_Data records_

begin

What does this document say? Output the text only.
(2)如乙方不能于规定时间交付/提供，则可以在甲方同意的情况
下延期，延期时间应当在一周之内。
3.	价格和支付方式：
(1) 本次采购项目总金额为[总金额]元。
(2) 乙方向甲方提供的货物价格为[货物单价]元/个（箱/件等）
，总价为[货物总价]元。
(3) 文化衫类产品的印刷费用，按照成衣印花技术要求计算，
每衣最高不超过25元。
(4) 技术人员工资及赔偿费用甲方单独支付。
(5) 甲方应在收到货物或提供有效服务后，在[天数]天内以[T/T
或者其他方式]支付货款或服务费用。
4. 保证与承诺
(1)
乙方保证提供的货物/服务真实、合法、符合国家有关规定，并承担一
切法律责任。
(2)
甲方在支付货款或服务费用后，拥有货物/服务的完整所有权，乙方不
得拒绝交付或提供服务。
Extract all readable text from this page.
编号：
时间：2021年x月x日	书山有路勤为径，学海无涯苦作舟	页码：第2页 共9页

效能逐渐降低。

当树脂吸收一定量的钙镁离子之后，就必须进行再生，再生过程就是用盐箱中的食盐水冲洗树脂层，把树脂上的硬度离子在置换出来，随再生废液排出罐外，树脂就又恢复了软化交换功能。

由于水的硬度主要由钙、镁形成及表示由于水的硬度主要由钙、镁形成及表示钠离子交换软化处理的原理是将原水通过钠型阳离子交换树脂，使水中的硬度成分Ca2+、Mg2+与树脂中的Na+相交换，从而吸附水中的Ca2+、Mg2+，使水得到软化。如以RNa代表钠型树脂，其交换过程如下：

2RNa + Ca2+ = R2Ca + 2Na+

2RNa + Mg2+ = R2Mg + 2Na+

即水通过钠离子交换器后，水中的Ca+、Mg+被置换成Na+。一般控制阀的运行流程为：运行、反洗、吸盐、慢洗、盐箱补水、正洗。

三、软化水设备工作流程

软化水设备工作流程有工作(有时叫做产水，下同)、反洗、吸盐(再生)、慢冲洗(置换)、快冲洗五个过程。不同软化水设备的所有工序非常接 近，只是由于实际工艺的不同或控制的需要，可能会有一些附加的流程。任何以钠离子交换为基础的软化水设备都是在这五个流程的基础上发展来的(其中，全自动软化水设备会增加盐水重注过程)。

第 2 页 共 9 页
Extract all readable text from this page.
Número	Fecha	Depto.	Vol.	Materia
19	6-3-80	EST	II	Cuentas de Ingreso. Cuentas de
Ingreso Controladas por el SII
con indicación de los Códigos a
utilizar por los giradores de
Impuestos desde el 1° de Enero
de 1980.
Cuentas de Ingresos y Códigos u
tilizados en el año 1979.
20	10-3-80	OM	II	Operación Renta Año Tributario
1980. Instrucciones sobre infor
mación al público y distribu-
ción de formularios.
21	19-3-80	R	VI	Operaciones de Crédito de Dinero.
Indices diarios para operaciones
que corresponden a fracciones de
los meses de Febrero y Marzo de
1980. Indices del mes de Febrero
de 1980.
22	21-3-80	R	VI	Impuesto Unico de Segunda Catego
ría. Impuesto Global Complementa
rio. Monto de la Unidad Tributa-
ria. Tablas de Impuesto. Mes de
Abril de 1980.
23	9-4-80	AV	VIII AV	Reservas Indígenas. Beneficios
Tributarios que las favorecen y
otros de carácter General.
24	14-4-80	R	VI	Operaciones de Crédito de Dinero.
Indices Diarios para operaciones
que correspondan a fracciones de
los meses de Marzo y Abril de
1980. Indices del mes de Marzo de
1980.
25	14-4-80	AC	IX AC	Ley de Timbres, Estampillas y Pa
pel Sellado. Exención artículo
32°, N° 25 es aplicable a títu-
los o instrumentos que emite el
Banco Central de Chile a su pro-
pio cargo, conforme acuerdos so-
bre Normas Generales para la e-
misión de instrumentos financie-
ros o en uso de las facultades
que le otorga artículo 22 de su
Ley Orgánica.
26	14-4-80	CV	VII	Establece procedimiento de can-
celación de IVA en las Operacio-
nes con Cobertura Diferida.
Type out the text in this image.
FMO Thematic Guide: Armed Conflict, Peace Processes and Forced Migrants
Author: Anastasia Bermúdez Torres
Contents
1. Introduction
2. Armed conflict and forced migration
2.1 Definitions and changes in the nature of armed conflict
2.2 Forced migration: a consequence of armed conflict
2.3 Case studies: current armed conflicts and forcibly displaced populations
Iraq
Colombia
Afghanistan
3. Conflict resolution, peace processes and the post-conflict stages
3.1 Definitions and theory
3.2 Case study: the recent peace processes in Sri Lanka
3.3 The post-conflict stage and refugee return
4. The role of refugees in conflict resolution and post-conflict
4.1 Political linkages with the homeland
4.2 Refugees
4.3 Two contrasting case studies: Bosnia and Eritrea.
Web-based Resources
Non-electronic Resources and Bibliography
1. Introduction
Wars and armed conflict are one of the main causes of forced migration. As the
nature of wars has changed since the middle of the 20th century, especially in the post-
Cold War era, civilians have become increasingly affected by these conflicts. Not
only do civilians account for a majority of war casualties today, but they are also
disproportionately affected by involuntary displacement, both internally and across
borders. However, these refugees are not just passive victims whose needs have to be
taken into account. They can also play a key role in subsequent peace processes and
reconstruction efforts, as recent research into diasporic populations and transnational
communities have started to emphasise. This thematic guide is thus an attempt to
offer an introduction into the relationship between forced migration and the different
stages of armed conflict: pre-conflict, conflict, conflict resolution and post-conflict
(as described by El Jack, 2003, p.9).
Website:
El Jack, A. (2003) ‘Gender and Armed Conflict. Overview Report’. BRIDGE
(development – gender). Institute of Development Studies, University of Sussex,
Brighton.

end

_Task prompt_
Count every line of the records that holds "have". State the number, nothing else.

_Problem solution_
3